(Extracted data entries)
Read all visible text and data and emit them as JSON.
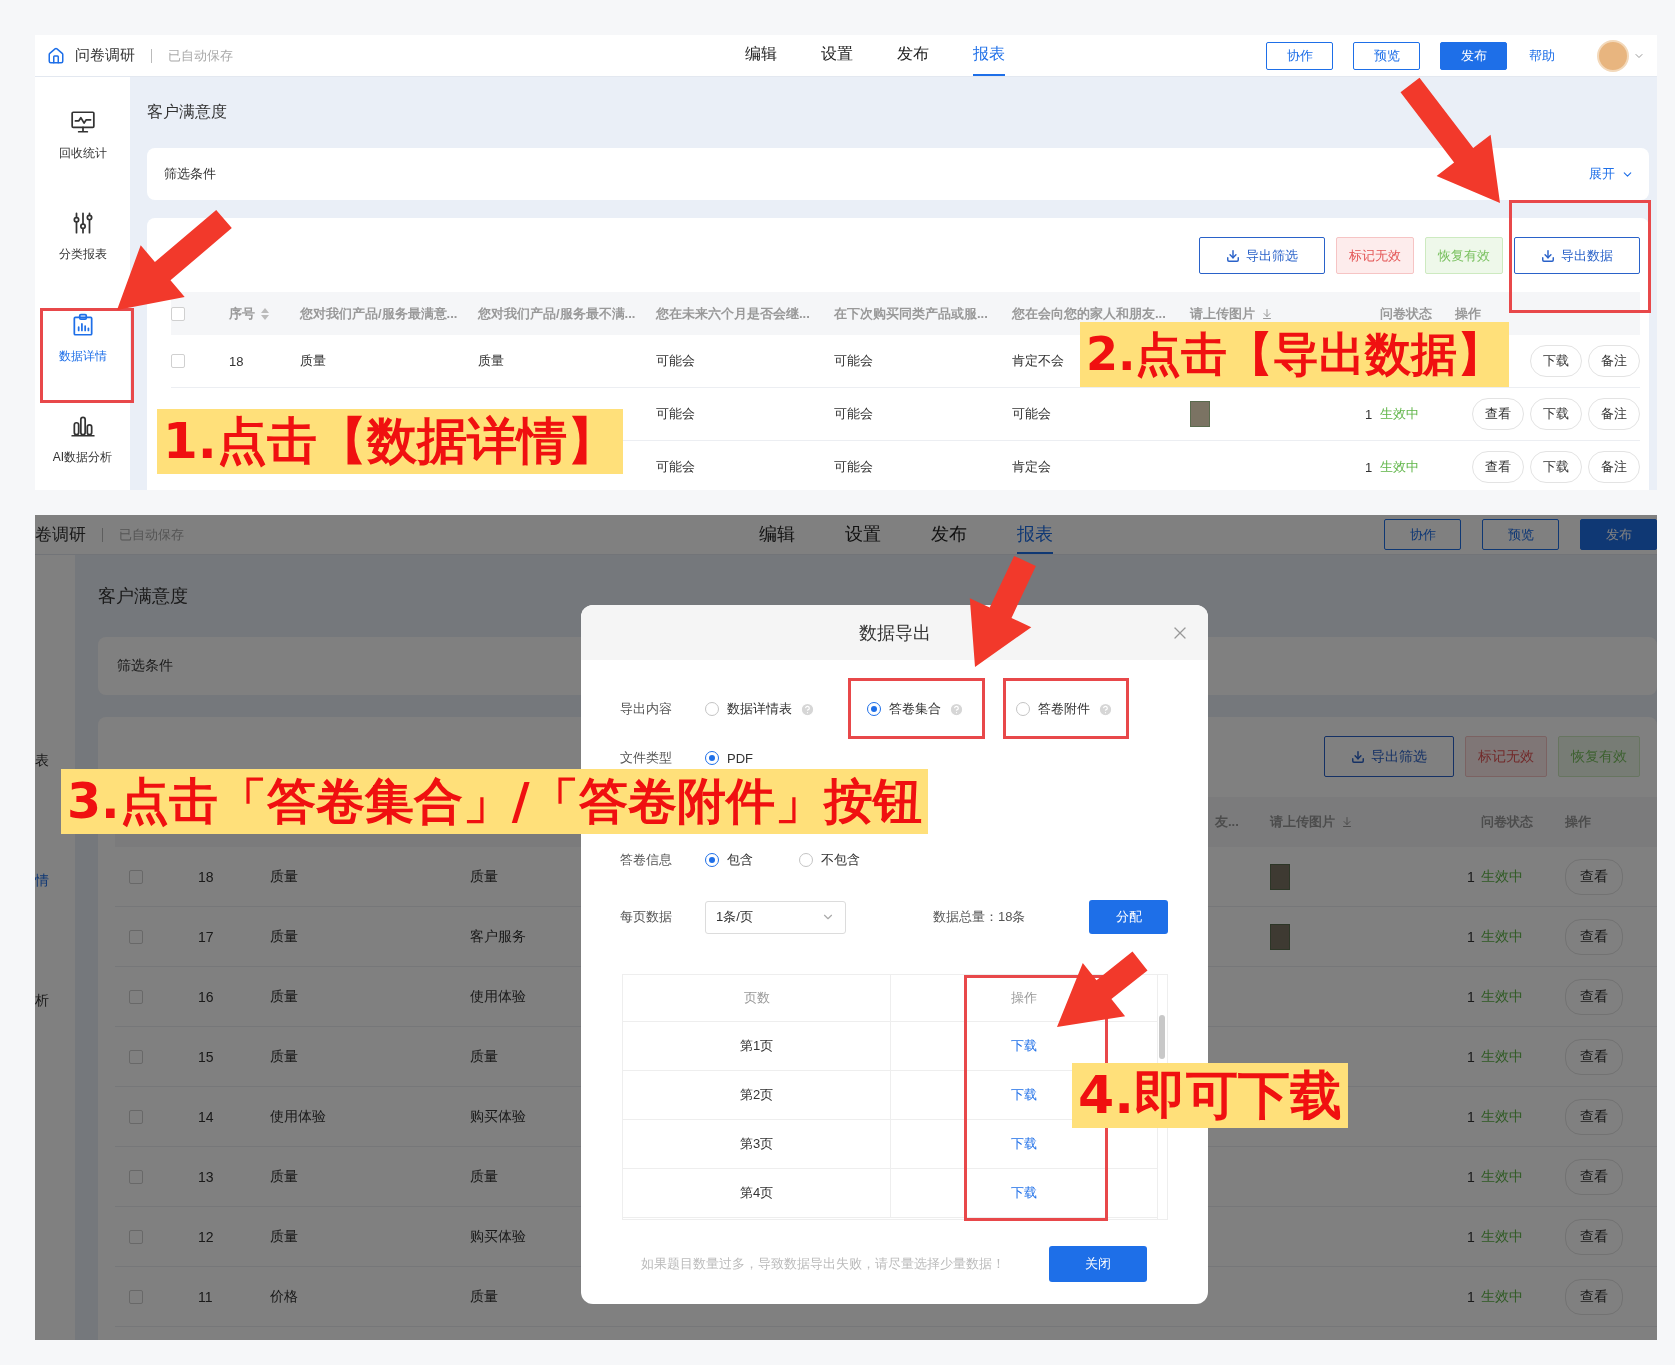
{
  "top_screen": {
    "header": {
      "home_icon": true,
      "title": "问卷调研",
      "autosave": "已自动保存",
      "tabs": [
        {
          "label": "编辑",
          "selected": false
        },
        {
          "label": "设置",
          "selected": false
        },
        {
          "label": "发布",
          "selected": false
        },
        {
          "label": "报表",
          "selected": true
        }
      ],
      "buttons": [
        {
          "label": "协作",
          "kind": "outline"
        },
        {
          "label": "预览",
          "kind": "outline"
        },
        {
          "label": "发布",
          "kind": "primary"
        },
        {
          "label": "帮助",
          "kind": "link"
        }
      ],
      "avatar": true
    },
    "sidebar": {
      "items": [
        {
          "label": "回收统计",
          "selected": false
        },
        {
          "label": "分类报表",
          "selected": false
        },
        {
          "label": "数据详情",
          "selected": true
        },
        {
          "label": "AI数据分析",
          "selected": false
        }
      ]
    },
    "page_title": "客户满意度",
    "filter": {
      "label": "筛选条件",
      "toggle": "展开"
    },
    "toolbar": [
      {
        "label": "导出筛选",
        "kind": "export"
      },
      {
        "label": "标记无效",
        "kind": "danger"
      },
      {
        "label": "恢复有效",
        "kind": "success"
      },
      {
        "label": "导出数据",
        "kind": "export"
      }
    ],
    "table": {
      "checked": false,
      "columns": [
        {
          "label": "序号",
          "kind": "sort"
        },
        {
          "label": "您对我们产品/服务最满意...",
          "kind": "text"
        },
        {
          "label": "您对我们产品/服务最不满...",
          "kind": "text"
        },
        {
          "label": "您在未来六个月是否会继...",
          "kind": "text"
        },
        {
          "label": "在下次购买同类产品或服...",
          "kind": "text"
        },
        {
          "label": "您在会向您的家人和朋友...",
          "kind": "text"
        },
        {
          "label": "请上传图片",
          "kind": "download"
        },
        {
          "label": "问卷状态",
          "kind": "text"
        },
        {
          "label": "操作",
          "kind": "text"
        }
      ],
      "rows": [
        {
          "checked": false,
          "cells": [
            "18",
            "质量",
            "质量",
            "可能会",
            "可能会",
            "肯定不会"
          ],
          "actions": [
            "下载",
            "备注"
          ]
        },
        {
          "cells": [
            null,
            null,
            null,
            "可能会",
            "可能会",
            "可能会"
          ],
          "photo": true,
          "count": "1",
          "status": "生效中",
          "actions": [
            "查看",
            "下载",
            "备注"
          ]
        },
        {
          "cells": [
            null,
            null,
            null,
            "可能会",
            "可能会",
            "肯定会"
          ],
          "count": "1",
          "status": "生效中",
          "actions": [
            "查看",
            "下载",
            "备注"
          ]
        }
      ]
    }
  },
  "bottom_screen": {
    "header": {
      "title": "卷调研",
      "autosave": "已自动保存",
      "tabs": [
        {
          "label": "编辑",
          "selected": false
        },
        {
          "label": "设置",
          "selected": false
        },
        {
          "label": "发布",
          "selected": false
        },
        {
          "label": "报表",
          "selected": true
        }
      ],
      "buttons": [
        {
          "label": "协作",
          "kind": "outline"
        },
        {
          "label": "预览",
          "kind": "outline"
        },
        {
          "label": "发布",
          "kind": "primary"
        }
      ]
    },
    "sidebar": {
      "items": [
        {
          "label": "表",
          "selected": false
        },
        {
          "label": "情",
          "selected": true
        },
        {
          "label": "析",
          "selected": false
        }
      ]
    },
    "page_title": "客户满意度",
    "filter": {
      "label": "筛选条件"
    },
    "toolbar": [
      {
        "label": "导出筛选",
        "kind": "export"
      },
      {
        "label": "标记无效",
        "kind": "danger"
      },
      {
        "label": "恢复有效",
        "kind": "success"
      }
    ],
    "table": {
      "columns": [
        {
          "label": "友...",
          "kind": "text"
        },
        {
          "label": "请上传图片",
          "kind": "download"
        },
        {
          "label": "问卷状态",
          "kind": "text"
        },
        {
          "label": "操作",
          "kind": "text"
        }
      ],
      "rows": [
        {
          "checked": false,
          "cells": [
            "18",
            "质量",
            "质量"
          ],
          "photo": true,
          "count": "1",
          "status": "生效中",
          "actions": [
            "查看"
          ]
        },
        {
          "checked": false,
          "cells": [
            "17",
            "质量",
            "客户服务"
          ],
          "photo": true,
          "count": "1",
          "status": "生效中",
          "actions": [
            "查看"
          ]
        },
        {
          "checked": false,
          "cells": [
            "16",
            "质量",
            "使用体验"
          ],
          "count": "1",
          "status": "生效中",
          "actions": [
            "查看"
          ]
        },
        {
          "checked": false,
          "cells": [
            "15",
            "质量",
            "质量"
          ],
          "count": "1",
          "status": "生效中",
          "actions": [
            "查看"
          ]
        },
        {
          "checked": false,
          "cells": [
            "14",
            "使用体验",
            "购买体验"
          ],
          "count": "1",
          "status": "生效中",
          "actions": [
            "查看"
          ]
        },
        {
          "checked": false,
          "cells": [
            "13",
            "质量",
            "质量"
          ],
          "count": "1",
          "status": "生效中",
          "actions": [
            "查看"
          ]
        },
        {
          "checked": false,
          "cells": [
            "12",
            "质量",
            "购买体验"
          ],
          "count": "1",
          "status": "生效中",
          "actions": [
            "查看"
          ]
        },
        {
          "checked": false,
          "cells": [
            "11",
            "价格",
            "质量"
          ],
          "count": "1",
          "status": "生效中",
          "actions": [
            "查看"
          ]
        }
      ]
    },
    "dialog": {
      "title": "数据导出",
      "export_content": {
        "label": "导出内容",
        "options": [
          {
            "label": "数据详情表",
            "selected": false
          },
          {
            "label": "答卷集合",
            "selected": true
          },
          {
            "label": "答卷附件",
            "selected": false
          }
        ]
      },
      "file_type": {
        "label": "文件类型",
        "options": [
          {
            "label": "PDF",
            "selected": true
          }
        ]
      },
      "answer_info": {
        "label": "答卷信息",
        "options": [
          {
            "label": "包含",
            "selected": true
          },
          {
            "label": "不包含",
            "selected": false
          }
        ]
      },
      "per_page": {
        "label": "每页数据",
        "value": "1条/页"
      },
      "total": "数据总量：18条",
      "assign_button": "分配",
      "pages": {
        "columns": [
          "页数",
          "操作"
        ],
        "rows": [
          {
            "page": "第1页",
            "action": "下载"
          },
          {
            "page": "第2页",
            "action": "下载"
          },
          {
            "page": "第3页",
            "action": "下载"
          },
          {
            "page": "第4页",
            "action": "下载"
          }
        ]
      },
      "hint": "如果题目数量过多，导致数据导出失败，请尽量选择少量数据！",
      "close_button": "关闭"
    }
  },
  "callouts": [
    "1.点击【数据详情】",
    "2.点击【导出数据】",
    "3.点击「答卷集合」/「答卷附件」按钮",
    "4.即可下载"
  ]
}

*WHAT IS BEING ASKED:* Please write out all of the material above without changing a word, and omit any pictures.

*SOLUTION TO THIS TASK:*
Read all visible text and data and emit them as JSON.
{
  "top_screen": {
    "header": {
      "home_icon": true,
      "title": "问卷调研",
      "autosave": "已自动保存",
      "tabs": [
        {
          "label": "编辑",
          "selected": false
        },
        {
          "label": "设置",
          "selected": false
        },
        {
          "label": "发布",
          "selected": false
        },
        {
          "label": "报表",
          "selected": true
        }
      ],
      "buttons": [
        {
          "label": "协作",
          "kind": "outline"
        },
        {
          "label": "预览",
          "kind": "outline"
        },
        {
          "label": "发布",
          "kind": "primary"
        },
        {
          "label": "帮助",
          "kind": "link"
        }
      ],
      "avatar": true
    },
    "sidebar": {
      "items": [
        {
          "label": "回收统计",
          "selected": false
        },
        {
          "label": "分类报表",
          "selected": false
        },
        {
          "label": "数据详情",
          "selected": true
        },
        {
          "label": "AI数据分析",
          "selected": false
        }
      ]
    },
    "page_title": "客户满意度",
    "filter": {
      "label": "筛选条件",
      "toggle": "展开"
    },
    "toolbar": [
      {
        "label": "导出筛选",
        "kind": "export"
      },
      {
        "label": "标记无效",
        "kind": "danger"
      },
      {
        "label": "恢复有效",
        "kind": "success"
      },
      {
        "label": "导出数据",
        "kind": "export"
      }
    ],
    "table": {
      "checked": false,
      "columns": [
        {
          "label": "序号",
          "kind": "sort"
        },
        {
          "label": "您对我们产品/服务最满意...",
          "kind": "text"
        },
        {
          "label": "您对我们产品/服务最不满...",
          "kind": "text"
        },
        {
          "label": "您在未来六个月是否会继...",
          "kind": "text"
        },
        {
          "label": "在下次购买同类产品或服...",
          "kind": "text"
        },
        {
          "label": "您在会向您的家人和朋友...",
          "kind": "text"
        },
        {
          "label": "请上传图片",
          "kind": "download"
        },
        {
          "label": "问卷状态",
          "kind": "text"
        },
        {
          "label": "操作",
          "kind": "text"
        }
      ],
      "rows": [
        {
          "checked": false,
          "cells": [
            "18",
            "质量",
            "质量",
            "可能会",
            "可能会",
            "肯定不会"
          ],
          "actions": [
            "下载",
            "备注"
          ]
        },
        {
          "cells": [
            null,
            null,
            null,
            "可能会",
            "可能会",
            "可能会"
          ],
          "photo": true,
          "count": "1",
          "status": "生效中",
          "actions": [
            "查看",
            "下载",
            "备注"
          ]
        },
        {
          "cells": [
            null,
            null,
            null,
            "可能会",
            "可能会",
            "肯定会"
          ],
          "count": "1",
          "status": "生效中",
          "actions": [
            "查看",
            "下载",
            "备注"
          ]
        }
      ]
    }
  },
  "bottom_screen": {
    "header": {
      "title": "卷调研",
      "autosave": "已自动保存",
      "tabs": [
        {
          "label": "编辑",
          "selected": false
        },
        {
          "label": "设置",
          "selected": false
        },
        {
          "label": "发布",
          "selected": false
        },
        {
          "label": "报表",
          "selected": true
        }
      ],
      "buttons": [
        {
          "label": "协作",
          "kind": "outline"
        },
        {
          "label": "预览",
          "kind": "outline"
        },
        {
          "label": "发布",
          "kind": "primary"
        }
      ]
    },
    "sidebar": {
      "items": [
        {
          "label": "表",
          "selected": false
        },
        {
          "label": "情",
          "selected": true
        },
        {
          "label": "析",
          "selected": false
        }
      ]
    },
    "page_title": "客户满意度",
    "filter": {
      "label": "筛选条件"
    },
    "toolbar": [
      {
        "label": "导出筛选",
        "kind": "export"
      },
      {
        "label": "标记无效",
        "kind": "danger"
      },
      {
        "label": "恢复有效",
        "kind": "success"
      }
    ],
    "table": {
      "columns": [
        {
          "label": "友...",
          "kind": "text"
        },
        {
          "label": "请上传图片",
          "kind": "download"
        },
        {
          "label": "问卷状态",
          "kind": "text"
        },
        {
          "label": "操作",
          "kind": "text"
        }
      ],
      "rows": [
        {
          "checked": false,
          "cells": [
            "18",
            "质量",
            "质量"
          ],
          "photo": true,
          "count": "1",
          "status": "生效中",
          "actions": [
            "查看"
          ]
        },
        {
          "checked": false,
          "cells": [
            "17",
            "质量",
            "客户服务"
          ],
          "photo": true,
          "count": "1",
          "status": "生效中",
          "actions": [
            "查看"
          ]
        },
        {
          "checked": false,
          "cells": [
            "16",
            "质量",
            "使用体验"
          ],
          "count": "1",
          "status": "生效中",
          "actions": [
            "查看"
          ]
        },
        {
          "checked": false,
          "cells": [
            "15",
            "质量",
            "质量"
          ],
          "count": "1",
          "status": "生效中",
          "actions": [
            "查看"
          ]
        },
        {
          "checked": false,
          "cells": [
            "14",
            "使用体验",
            "购买体验"
          ],
          "count": "1",
          "status": "生效中",
          "actions": [
            "查看"
          ]
        },
        {
          "checked": false,
          "cells": [
            "13",
            "质量",
            "质量"
          ],
          "count": "1",
          "status": "生效中",
          "actions": [
            "查看"
          ]
        },
        {
          "checked": false,
          "cells": [
            "12",
            "质量",
            "购买体验"
          ],
          "count": "1",
          "status": "生效中",
          "actions": [
            "查看"
          ]
        },
        {
          "checked": false,
          "cells": [
            "11",
            "价格",
            "质量"
          ],
          "count": "1",
          "status": "生效中",
          "actions": [
            "查看"
          ]
        }
      ]
    },
    "dialog": {
      "title": "数据导出",
      "export_content": {
        "label": "导出内容",
        "options": [
          {
            "label": "数据详情表",
            "selected": false
          },
          {
            "label": "答卷集合",
            "selected": true
          },
          {
            "label": "答卷附件",
            "selected": false
          }
        ]
      },
      "file_type": {
        "label": "文件类型",
        "options": [
          {
            "label": "PDF",
            "selected": true
          }
        ]
      },
      "answer_info": {
        "label": "答卷信息",
        "options": [
          {
            "label": "包含",
            "selected": true
          },
          {
            "label": "不包含",
            "selected": false
          }
        ]
      },
      "per_page": {
        "label": "每页数据",
        "value": "1条/页"
      },
      "total": "数据总量：18条",
      "assign_button": "分配",
      "pages": {
        "columns": [
          "页数",
          "操作"
        ],
        "rows": [
          {
            "page": "第1页",
            "action": "下载"
          },
          {
            "page": "第2页",
            "action": "下载"
          },
          {
            "page": "第3页",
            "action": "下载"
          },
          {
            "page": "第4页",
            "action": "下载"
          }
        ]
      },
      "hint": "如果题目数量过多，导致数据导出失败，请尽量选择少量数据！",
      "close_button": "关闭"
    }
  },
  "callouts": [
    "1.点击【数据详情】",
    "2.点击【导出数据】",
    "3.点击「答卷集合」/「答卷附件」按钮",
    "4.即可下载"
  ]
}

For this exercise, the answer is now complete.